### STATED TASK
Scan the records for the string "levar"; copy each line where it occurs.

[Start of DATASET ENTRIES]

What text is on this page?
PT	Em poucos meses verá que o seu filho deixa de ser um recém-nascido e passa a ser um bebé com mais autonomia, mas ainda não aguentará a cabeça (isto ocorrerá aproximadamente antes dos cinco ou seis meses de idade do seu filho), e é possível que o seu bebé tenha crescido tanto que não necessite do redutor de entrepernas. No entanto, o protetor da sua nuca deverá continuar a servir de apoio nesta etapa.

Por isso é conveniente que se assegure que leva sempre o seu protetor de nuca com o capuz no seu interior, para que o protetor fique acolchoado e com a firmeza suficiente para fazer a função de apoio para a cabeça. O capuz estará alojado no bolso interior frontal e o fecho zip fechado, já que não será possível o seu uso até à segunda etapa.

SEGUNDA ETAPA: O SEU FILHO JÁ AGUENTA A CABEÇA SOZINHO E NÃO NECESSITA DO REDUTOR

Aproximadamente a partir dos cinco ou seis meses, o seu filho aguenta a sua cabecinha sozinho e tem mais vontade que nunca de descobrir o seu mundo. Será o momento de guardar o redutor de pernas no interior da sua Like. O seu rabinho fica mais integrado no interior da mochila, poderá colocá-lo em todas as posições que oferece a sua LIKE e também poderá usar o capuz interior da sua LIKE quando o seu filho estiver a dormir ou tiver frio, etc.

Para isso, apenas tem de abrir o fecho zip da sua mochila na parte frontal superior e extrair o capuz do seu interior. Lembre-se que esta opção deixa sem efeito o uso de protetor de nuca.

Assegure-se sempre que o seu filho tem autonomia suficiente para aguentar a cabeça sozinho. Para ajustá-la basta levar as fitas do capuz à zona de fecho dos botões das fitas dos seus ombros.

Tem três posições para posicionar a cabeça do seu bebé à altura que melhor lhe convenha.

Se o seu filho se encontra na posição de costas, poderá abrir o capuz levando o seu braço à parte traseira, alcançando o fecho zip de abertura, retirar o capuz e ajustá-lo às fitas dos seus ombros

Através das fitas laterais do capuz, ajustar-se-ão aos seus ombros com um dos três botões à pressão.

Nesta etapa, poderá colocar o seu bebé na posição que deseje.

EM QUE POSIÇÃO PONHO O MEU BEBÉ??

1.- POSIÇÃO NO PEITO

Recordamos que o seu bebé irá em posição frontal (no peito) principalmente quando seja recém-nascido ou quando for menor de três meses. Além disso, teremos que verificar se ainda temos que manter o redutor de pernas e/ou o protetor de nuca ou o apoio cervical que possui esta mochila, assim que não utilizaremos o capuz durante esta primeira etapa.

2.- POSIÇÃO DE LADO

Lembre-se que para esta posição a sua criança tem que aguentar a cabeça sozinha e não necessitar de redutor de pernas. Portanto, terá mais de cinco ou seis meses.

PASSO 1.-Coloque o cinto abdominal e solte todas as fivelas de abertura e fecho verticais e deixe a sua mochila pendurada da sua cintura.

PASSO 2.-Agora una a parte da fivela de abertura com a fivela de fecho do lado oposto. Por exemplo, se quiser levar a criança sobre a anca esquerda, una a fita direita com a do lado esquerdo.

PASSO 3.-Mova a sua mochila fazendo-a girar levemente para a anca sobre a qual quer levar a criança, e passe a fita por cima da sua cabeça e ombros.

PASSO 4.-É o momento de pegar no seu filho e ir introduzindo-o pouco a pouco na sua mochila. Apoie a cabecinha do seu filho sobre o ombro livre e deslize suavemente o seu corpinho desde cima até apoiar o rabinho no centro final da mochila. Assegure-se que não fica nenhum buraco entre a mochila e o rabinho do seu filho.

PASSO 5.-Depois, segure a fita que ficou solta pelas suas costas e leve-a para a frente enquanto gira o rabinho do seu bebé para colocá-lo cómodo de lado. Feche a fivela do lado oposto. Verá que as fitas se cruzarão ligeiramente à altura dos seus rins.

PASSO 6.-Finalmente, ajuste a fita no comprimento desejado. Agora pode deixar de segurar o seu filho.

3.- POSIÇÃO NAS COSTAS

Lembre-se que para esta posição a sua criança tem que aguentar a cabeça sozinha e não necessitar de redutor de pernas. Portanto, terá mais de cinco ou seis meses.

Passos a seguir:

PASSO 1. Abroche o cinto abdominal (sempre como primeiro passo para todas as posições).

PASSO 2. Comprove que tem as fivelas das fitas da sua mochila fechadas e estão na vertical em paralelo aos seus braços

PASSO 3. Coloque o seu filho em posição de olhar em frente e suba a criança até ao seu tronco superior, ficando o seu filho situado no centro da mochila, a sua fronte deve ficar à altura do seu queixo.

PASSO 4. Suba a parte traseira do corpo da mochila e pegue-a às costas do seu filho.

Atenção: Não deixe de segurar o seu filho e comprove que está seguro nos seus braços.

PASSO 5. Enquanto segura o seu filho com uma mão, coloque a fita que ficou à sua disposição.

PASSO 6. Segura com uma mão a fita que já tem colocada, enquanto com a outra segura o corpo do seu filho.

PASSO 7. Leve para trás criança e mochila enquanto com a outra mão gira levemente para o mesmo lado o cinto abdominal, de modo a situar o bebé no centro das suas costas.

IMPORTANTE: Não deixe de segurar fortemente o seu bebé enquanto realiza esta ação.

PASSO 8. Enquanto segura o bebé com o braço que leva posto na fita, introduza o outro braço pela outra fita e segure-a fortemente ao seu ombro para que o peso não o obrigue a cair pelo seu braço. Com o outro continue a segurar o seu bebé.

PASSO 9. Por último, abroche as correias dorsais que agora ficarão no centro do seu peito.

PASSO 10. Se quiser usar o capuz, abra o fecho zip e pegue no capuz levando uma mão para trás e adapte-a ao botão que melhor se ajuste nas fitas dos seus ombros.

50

[End of DATASET ENTRIES]

### RESPONSE
Assegure-se sempre que o seu filho tem autonomia suficiente para aguentar a cabeça sozinho. Para ajustá-la basta levar as fitas do capuz à zona de fecho dos botões das fitas dos seus ombros.
PASSO 2.-Agora una a parte da fivela de abertura com a fivela de fecho do lado oposto. Por exemplo, se quiser levar a criança sobre a anca esquerda, una a fita direita com a do lado esquerdo.
PASSO 3.-Mova a sua mochila fazendo-a girar levemente para a anca sobre a qual quer levar a criança, e passe a fita por cima da sua cabeça e ombros.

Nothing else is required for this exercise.